The exercise> Pull every line containing "solid" from the entries.

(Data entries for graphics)
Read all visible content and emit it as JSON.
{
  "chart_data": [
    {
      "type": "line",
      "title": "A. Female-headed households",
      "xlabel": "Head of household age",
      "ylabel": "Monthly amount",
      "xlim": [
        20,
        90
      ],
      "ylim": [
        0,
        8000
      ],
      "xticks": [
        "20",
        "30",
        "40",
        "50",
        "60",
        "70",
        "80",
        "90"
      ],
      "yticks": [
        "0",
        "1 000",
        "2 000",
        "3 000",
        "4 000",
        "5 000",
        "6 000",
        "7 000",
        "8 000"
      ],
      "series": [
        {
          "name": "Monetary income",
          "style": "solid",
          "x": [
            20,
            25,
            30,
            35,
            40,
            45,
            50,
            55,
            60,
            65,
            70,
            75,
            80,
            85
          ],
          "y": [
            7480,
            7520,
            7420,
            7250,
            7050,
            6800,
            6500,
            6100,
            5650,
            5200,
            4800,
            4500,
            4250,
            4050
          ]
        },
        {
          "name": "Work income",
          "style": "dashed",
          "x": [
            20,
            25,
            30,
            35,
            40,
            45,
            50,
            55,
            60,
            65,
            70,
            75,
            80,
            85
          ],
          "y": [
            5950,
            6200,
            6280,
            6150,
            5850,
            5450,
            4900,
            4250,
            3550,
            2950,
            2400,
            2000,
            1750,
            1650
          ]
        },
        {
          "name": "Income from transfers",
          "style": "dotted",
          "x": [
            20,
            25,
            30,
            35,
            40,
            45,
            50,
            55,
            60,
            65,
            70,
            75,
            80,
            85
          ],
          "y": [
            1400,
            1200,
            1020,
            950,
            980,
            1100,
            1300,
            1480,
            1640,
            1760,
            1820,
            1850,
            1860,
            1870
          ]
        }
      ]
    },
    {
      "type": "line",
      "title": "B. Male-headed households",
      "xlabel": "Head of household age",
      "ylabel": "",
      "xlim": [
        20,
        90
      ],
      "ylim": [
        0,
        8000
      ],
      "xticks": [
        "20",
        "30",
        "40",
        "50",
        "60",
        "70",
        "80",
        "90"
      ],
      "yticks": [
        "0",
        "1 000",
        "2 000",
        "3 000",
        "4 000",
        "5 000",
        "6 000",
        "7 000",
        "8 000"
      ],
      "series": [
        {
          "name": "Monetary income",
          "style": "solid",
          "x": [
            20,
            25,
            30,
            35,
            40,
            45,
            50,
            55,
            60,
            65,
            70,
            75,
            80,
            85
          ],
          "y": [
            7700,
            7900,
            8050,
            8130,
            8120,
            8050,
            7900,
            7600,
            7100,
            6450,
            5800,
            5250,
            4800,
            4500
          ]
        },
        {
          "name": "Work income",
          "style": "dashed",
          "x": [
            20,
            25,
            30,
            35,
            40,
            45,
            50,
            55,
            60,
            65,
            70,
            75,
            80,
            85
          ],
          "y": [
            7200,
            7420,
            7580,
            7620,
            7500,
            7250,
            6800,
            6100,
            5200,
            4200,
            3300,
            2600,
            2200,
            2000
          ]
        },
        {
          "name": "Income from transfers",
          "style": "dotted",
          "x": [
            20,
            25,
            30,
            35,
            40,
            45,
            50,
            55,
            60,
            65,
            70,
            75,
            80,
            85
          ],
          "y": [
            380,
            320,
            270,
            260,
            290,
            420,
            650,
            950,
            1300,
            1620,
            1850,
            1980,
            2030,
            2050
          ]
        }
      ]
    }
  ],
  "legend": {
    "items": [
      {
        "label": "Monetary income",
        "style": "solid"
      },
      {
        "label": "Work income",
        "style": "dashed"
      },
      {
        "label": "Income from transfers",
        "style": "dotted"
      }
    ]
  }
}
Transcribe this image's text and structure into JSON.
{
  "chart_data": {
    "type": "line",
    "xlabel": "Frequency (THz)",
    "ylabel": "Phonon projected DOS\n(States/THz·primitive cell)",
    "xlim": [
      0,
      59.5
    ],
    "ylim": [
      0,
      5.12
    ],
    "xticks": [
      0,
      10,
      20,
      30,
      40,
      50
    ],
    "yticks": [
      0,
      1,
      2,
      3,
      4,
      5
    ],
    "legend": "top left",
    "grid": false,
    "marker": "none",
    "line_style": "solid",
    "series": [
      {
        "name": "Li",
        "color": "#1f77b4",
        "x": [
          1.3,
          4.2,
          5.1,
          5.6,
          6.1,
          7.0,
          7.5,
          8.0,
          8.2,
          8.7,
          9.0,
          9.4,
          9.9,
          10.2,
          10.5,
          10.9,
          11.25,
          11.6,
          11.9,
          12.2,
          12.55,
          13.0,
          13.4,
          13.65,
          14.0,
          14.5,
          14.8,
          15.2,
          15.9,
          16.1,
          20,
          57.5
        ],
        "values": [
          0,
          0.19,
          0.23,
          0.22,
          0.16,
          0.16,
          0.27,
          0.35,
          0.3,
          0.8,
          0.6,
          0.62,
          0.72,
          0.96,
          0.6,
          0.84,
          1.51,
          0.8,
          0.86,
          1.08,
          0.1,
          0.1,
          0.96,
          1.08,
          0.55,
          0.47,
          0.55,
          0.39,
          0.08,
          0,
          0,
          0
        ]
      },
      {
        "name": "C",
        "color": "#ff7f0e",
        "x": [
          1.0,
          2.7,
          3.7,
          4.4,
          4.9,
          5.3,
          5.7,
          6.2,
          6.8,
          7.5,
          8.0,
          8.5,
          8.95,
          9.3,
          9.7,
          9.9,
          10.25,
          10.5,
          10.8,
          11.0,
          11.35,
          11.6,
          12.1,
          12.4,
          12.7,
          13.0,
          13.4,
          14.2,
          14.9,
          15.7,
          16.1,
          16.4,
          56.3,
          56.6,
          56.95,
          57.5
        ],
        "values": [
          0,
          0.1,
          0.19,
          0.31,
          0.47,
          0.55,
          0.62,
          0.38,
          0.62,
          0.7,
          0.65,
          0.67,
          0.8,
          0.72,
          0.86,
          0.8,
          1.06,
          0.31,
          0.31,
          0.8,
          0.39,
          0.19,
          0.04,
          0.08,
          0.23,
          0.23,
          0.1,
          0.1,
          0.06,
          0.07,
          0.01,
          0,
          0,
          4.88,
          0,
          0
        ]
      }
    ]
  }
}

Result of this exercise>
          "style": "solid",
          "style": "solid",
        "style": "solid"
    "line_style": "solid",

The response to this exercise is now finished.